## Start

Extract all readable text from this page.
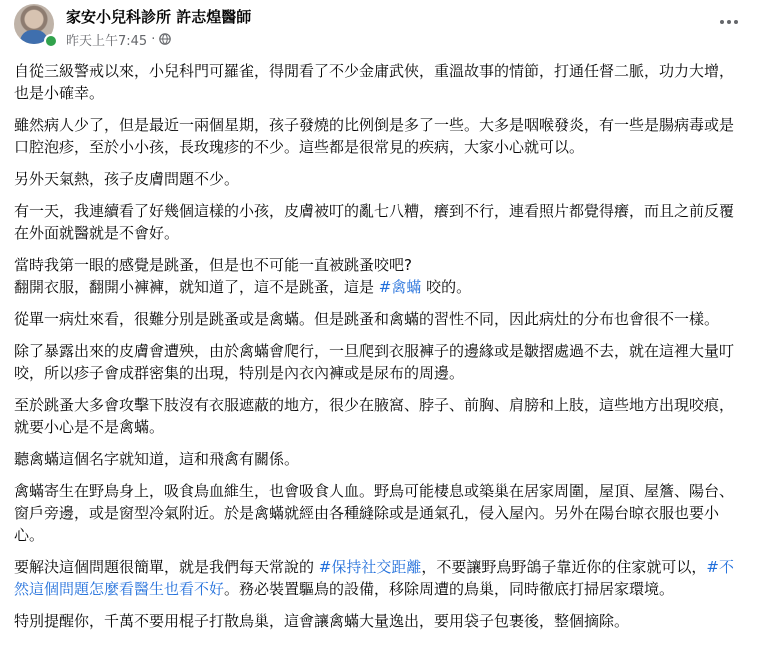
家安小兒科診所 許志煌醫師
昨天上午7:45 ·

自從三級警戒以來，小兒科門可羅雀，得閒看了不少金庸武俠，重溫故事的情節，打通任督二脈，功力大增，也是小確幸。

雖然病人少了，但是最近一兩個星期，孩子發燒的比例倒是多了一些。大多是咽喉發炎，有一些是腸病毒或是口腔泡疹，至於小小孩，長玫瑰疹的不少。這些都是很常見的疾病，大家小心就可以。

另外天氣熱，孩子皮膚問題不少。

有一天，我連續看了好幾個這樣的小孩，皮膚被叮的亂七八糟，癢到不行，連看照片都覺得癢，而且之前反覆在外面就醫就是不會好。

當時我第一眼的感覺是跳蚤，但是也不可能一直被跳蚤咬吧?
翻開衣服，翻開小褲褲，就知道了，這不是跳蚤，這是 #禽蟎 咬的。

從單一病灶來看，很難分別是跳蚤或是禽蟎。但是跳蚤和禽蟎的習性不同，因此病灶的分布也會很不一樣。

除了暴露出來的皮膚會遭殃，由於禽蟎會爬行，一旦爬到衣服褲子的邊緣或是皺摺處過不去，就在這裡大量叮咬，所以疹子會成群密集的出現，特別是內衣內褲或是尿布的周邊。

至於跳蚤大多會攻擊下肢沒有衣服遮蔽的地方，很少在腋窩、脖子、前胸、肩膀和上肢，這些地方出現咬痕，就要小心是不是禽蟎。

聽禽蟎這個名字就知道，這和飛禽有關係。

禽蟎寄生在野鳥身上，吸食鳥血維生，也會吸食人血。野鳥可能棲息或築巢在居家周圍，屋頂、屋簷、陽台、窗戶旁邊，或是窗型冷氣附近。於是禽蟎就經由各種縫除或是通氣孔，侵入屋內。另外在陽台晾衣服也要小心。

要解決這個問題很簡單，就是我們每天常說的 #保持社交距離，不要讓野鳥野鴿子靠近你的住家就可以，#不然這個問題怎麼看醫生也看不好。務必裝置驅鳥的設備，移除周遭的鳥巢，同時徹底打掃居家環境。

特別提醒你，千萬不要用棍子打散鳥巢，這會讓禽蟎大量逸出，要用袋子包裹後，整個摘除。
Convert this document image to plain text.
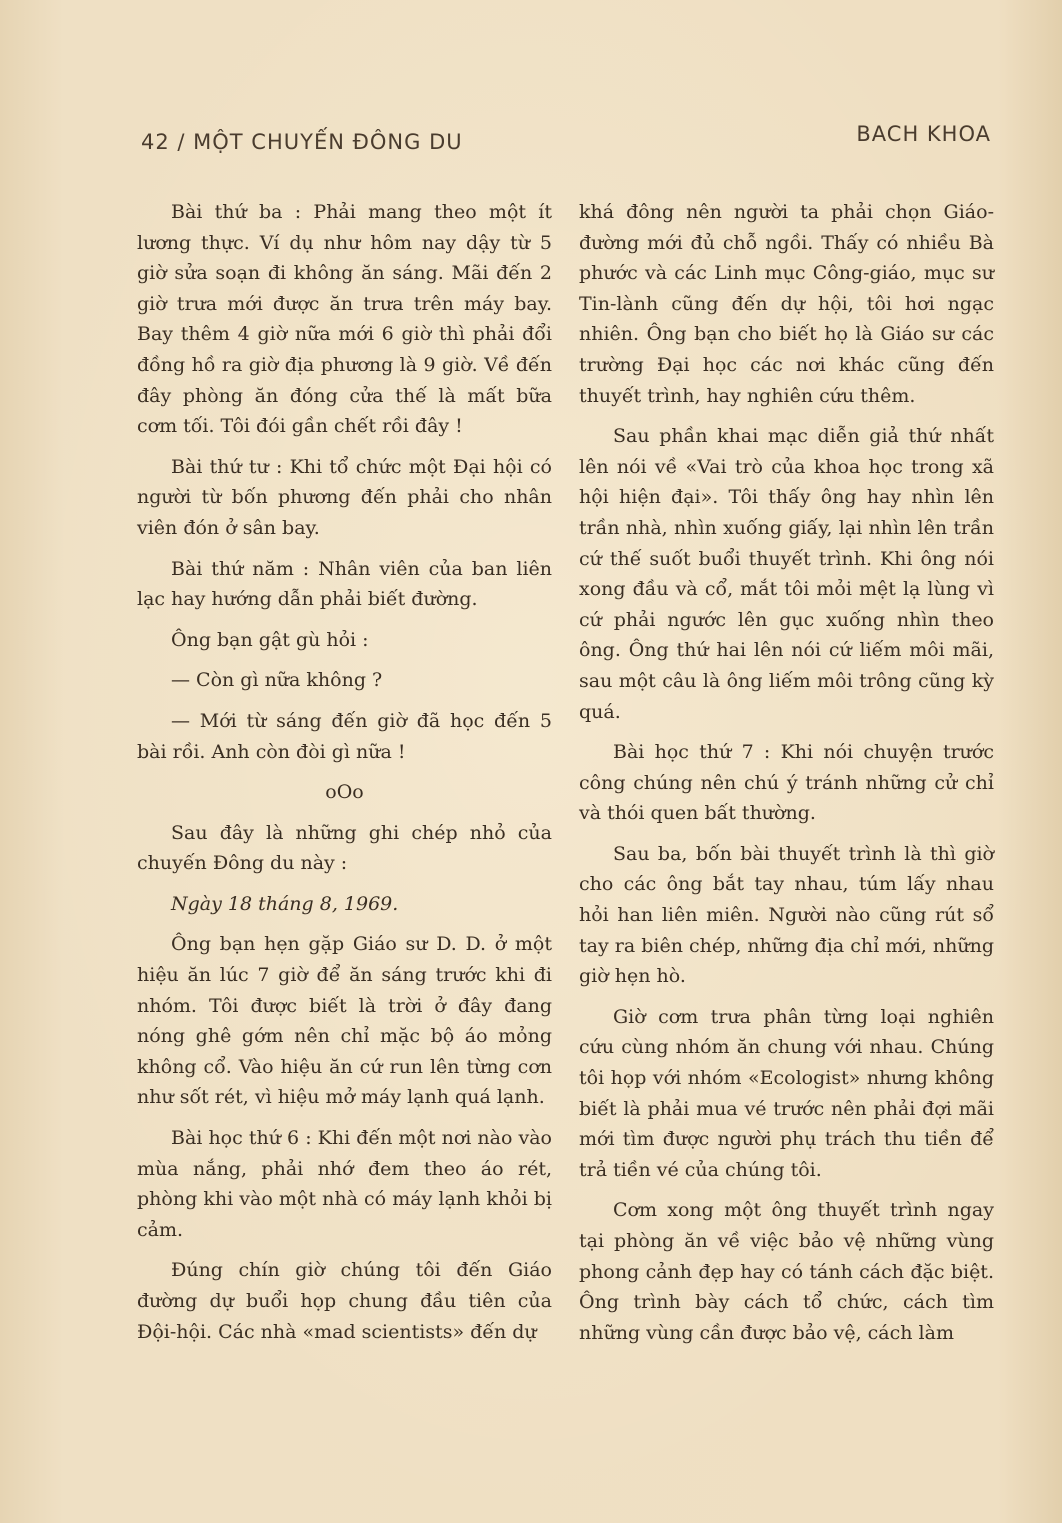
42 / MỘT CHUYẾN ĐÔNG DU	BACH KHOA

Bài thứ ba : Phải mang theo một ít lương thực. Ví dụ như hôm nay dậy từ 5 giờ sửa soạn đi không ăn sáng. Mãi đến 2 giờ trưa mới được ăn trưa trên máy bay. Bay thêm 4 giờ nữa mới 6 giờ thì phải đổi đồng hồ ra giờ địa phương là 9 giờ. Về đến đây phòng ăn đóng cửa thế là mất bữa cơm tối. Tôi đói gần chết rồi đây !

Bài thứ tư : Khi tổ chức một Đại hội có người từ bốn phương đến phải cho nhân viên đón ở sân bay.

Bài thứ năm : Nhân viên của ban liên lạc hay hướng dẫn phải biết đường.

Ông bạn gật gù hỏi :

— Còn gì nữa không ?

— Mới từ sáng đến giờ đã học đến 5 bài rồi. Anh còn đòi gì nữa !

oOo

Sau đây là những ghi chép nhỏ của chuyến Đông du này :

Ngày 18 tháng 8, 1969.

Ông bạn hẹn gặp Giáo sư D. D. ở một hiệu ăn lúc 7 giờ để ăn sáng trước khi đi nhóm. Tôi được biết là trời ở đây đang nóng ghê gớm nên chỉ mặc bộ áo mỏng không cổ. Vào hiệu ăn cứ run lên từng cơn như sốt rét, vì hiệu mở máy lạnh quá lạnh.

Bài học thứ 6 : Khi đến một nơi nào vào mùa nắng, phải nhớ đem theo áo rét, phòng khi vào một nhà có máy lạnh khỏi bị cảm.

Đúng chín giờ chúng tôi đến Giáo đường dự buổi họp chung đầu tiên của Đội-hội. Các nhà «mad scientists» đến dự

khá đông nên người ta phải chọn Giáo-đường mới đủ chỗ ngồi. Thấy có nhiều Bà phước và các Linh mục Công-giáo, mục sư Tin-lành cũng đến dự hội, tôi hơi ngạc nhiên. Ông bạn cho biết họ là Giáo sư các trường Đại học các nơi khác cũng đến thuyết trình, hay nghiên cứu thêm.

Sau phần khai mạc diễn giả thứ nhất lên nói về «Vai trò của khoa học trong xã hội hiện đại». Tôi thấy ông hay nhìn lên trần nhà, nhìn xuống giấy, lại nhìn lên trần cứ thế suốt buổi thuyết trình. Khi ông nói xong đầu và cổ, mắt tôi mỏi mệt lạ lùng vì cứ phải ngước lên gục xuống nhìn theo ông. Ông thứ hai lên nói cứ liếm môi mãi, sau một câu là ông liếm môi trông cũng kỳ quá.

Bài học thứ 7 : Khi nói chuyện trước công chúng nên chú ý tránh những cử chỉ và thói quen bất thường.

Sau ba, bốn bài thuyết trình là thì giờ cho các ông bắt tay nhau, túm lấy nhau hỏi han liên miên. Người nào cũng rút sổ tay ra biên chép, những địa chỉ mới, những giờ hẹn hò.

Giờ cơm trưa phân từng loại nghiên cứu cùng nhóm ăn chung với nhau. Chúng tôi họp với nhóm «Ecologist» nhưng không biết là phải mua vé trước nên phải đợi mãi mới tìm được người phụ trách thu tiền để trả tiền vé của chúng tôi.

Cơm xong một ông thuyết trình ngay tại phòng ăn về việc bảo vệ những vùng phong cảnh đẹp hay có tánh cách đặc biệt. Ông trình bày cách tổ chức, cách tìm những vùng cần được bảo vệ, cách làm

## End

● **Stated goal**
Your task is to repeat the data above exactly while excluding the pictures.

● **Task result**
Extract all readable text from this page.
家安小兒科診所 許志煌醫師
昨天上午7:45 ·

自從三級警戒以來，小兒科門可羅雀，得閒看了不少金庸武俠，重溫故事的情節，打通任督二脈，功力大增，也是小確幸。

雖然病人少了，但是最近一兩個星期，孩子發燒的比例倒是多了一些。大多是咽喉發炎，有一些是腸病毒或是口腔泡疹，至於小小孩，長玫瑰疹的不少。這些都是很常見的疾病，大家小心就可以。

另外天氣熱，孩子皮膚問題不少。

有一天，我連續看了好幾個這樣的小孩，皮膚被叮的亂七八糟，癢到不行，連看照片都覺得癢，而且之前反覆在外面就醫就是不會好。

當時我第一眼的感覺是跳蚤，但是也不可能一直被跳蚤咬吧?
翻開衣服，翻開小褲褲，就知道了，這不是跳蚤，這是 #禽蟎 咬的。

從單一病灶來看，很難分別是跳蚤或是禽蟎。但是跳蚤和禽蟎的習性不同，因此病灶的分布也會很不一樣。

除了暴露出來的皮膚會遭殃，由於禽蟎會爬行，一旦爬到衣服褲子的邊緣或是皺摺處過不去，就在這裡大量叮咬，所以疹子會成群密集的出現，特別是內衣內褲或是尿布的周邊。

至於跳蚤大多會攻擊下肢沒有衣服遮蔽的地方，很少在腋窩、脖子、前胸、肩膀和上肢，這些地方出現咬痕，就要小心是不是禽蟎。

聽禽蟎這個名字就知道，這和飛禽有關係。

禽蟎寄生在野鳥身上，吸食鳥血維生，也會吸食人血。野鳥可能棲息或築巢在居家周圍，屋頂、屋簷、陽台、窗戶旁邊，或是窗型冷氣附近。於是禽蟎就經由各種縫除或是通氣孔，侵入屋內。另外在陽台晾衣服也要小心。

要解決這個問題很簡單，就是我們每天常說的 #保持社交距離，不要讓野鳥野鴿子靠近你的住家就可以，#不然這個問題怎麼看醫生也看不好。務必裝置驅鳥的設備，移除周遭的鳥巢，同時徹底打掃居家環境。

特別提醒你，千萬不要用棍子打散鳥巢，這會讓禽蟎大量逸出，要用袋子包裹後，整個摘除。
Convert this document image to plain text.
42 / MỘT CHUYẾN ĐÔNG DU	BACH KHOA

Bài thứ ba : Phải mang theo một ít lương thực. Ví dụ như hôm nay dậy từ 5 giờ sửa soạn đi không ăn sáng. Mãi đến 2 giờ trưa mới được ăn trưa trên máy bay. Bay thêm 4 giờ nữa mới 6 giờ thì phải đổi đồng hồ ra giờ địa phương là 9 giờ. Về đến đây phòng ăn đóng cửa thế là mất bữa cơm tối. Tôi đói gần chết rồi đây !

Bài thứ tư : Khi tổ chức một Đại hội có người từ bốn phương đến phải cho nhân viên đón ở sân bay.

Bài thứ năm : Nhân viên của ban liên lạc hay hướng dẫn phải biết đường.

Ông bạn gật gù hỏi :

— Còn gì nữa không ?

— Mới từ sáng đến giờ đã học đến 5 bài rồi. Anh còn đòi gì nữa !

oOo

Sau đây là những ghi chép nhỏ của chuyến Đông du này :

Ngày 18 tháng 8, 1969.

Ông bạn hẹn gặp Giáo sư D. D. ở một hiệu ăn lúc 7 giờ để ăn sáng trước khi đi nhóm. Tôi được biết là trời ở đây đang nóng ghê gớm nên chỉ mặc bộ áo mỏng không cổ. Vào hiệu ăn cứ run lên từng cơn như sốt rét, vì hiệu mở máy lạnh quá lạnh.

Bài học thứ 6 : Khi đến một nơi nào vào mùa nắng, phải nhớ đem theo áo rét, phòng khi vào một nhà có máy lạnh khỏi bị cảm.

Đúng chín giờ chúng tôi đến Giáo đường dự buổi họp chung đầu tiên của Đội-hội. Các nhà «mad scientists» đến dự

khá đông nên người ta phải chọn Giáo-đường mới đủ chỗ ngồi. Thấy có nhiều Bà phước và các Linh mục Công-giáo, mục sư Tin-lành cũng đến dự hội, tôi hơi ngạc nhiên. Ông bạn cho biết họ là Giáo sư các trường Đại học các nơi khác cũng đến thuyết trình, hay nghiên cứu thêm.

Sau phần khai mạc diễn giả thứ nhất lên nói về «Vai trò của khoa học trong xã hội hiện đại». Tôi thấy ông hay nhìn lên trần nhà, nhìn xuống giấy, lại nhìn lên trần cứ thế suốt buổi thuyết trình. Khi ông nói xong đầu và cổ, mắt tôi mỏi mệt lạ lùng vì cứ phải ngước lên gục xuống nhìn theo ông. Ông thứ hai lên nói cứ liếm môi mãi, sau một câu là ông liếm môi trông cũng kỳ quá.

Bài học thứ 7 : Khi nói chuyện trước công chúng nên chú ý tránh những cử chỉ và thói quen bất thường.

Sau ba, bốn bài thuyết trình là thì giờ cho các ông bắt tay nhau, túm lấy nhau hỏi han liên miên. Người nào cũng rút sổ tay ra biên chép, những địa chỉ mới, những giờ hẹn hò.

Giờ cơm trưa phân từng loại nghiên cứu cùng nhóm ăn chung với nhau. Chúng tôi họp với nhóm «Ecologist» nhưng không biết là phải mua vé trước nên phải đợi mãi mới tìm được người phụ trách thu tiền để trả tiền vé của chúng tôi.

Cơm xong một ông thuyết trình ngay tại phòng ăn về việc bảo vệ những vùng phong cảnh đẹp hay có tánh cách đặc biệt. Ông trình bày cách tổ chức, cách tìm những vùng cần được bảo vệ, cách làm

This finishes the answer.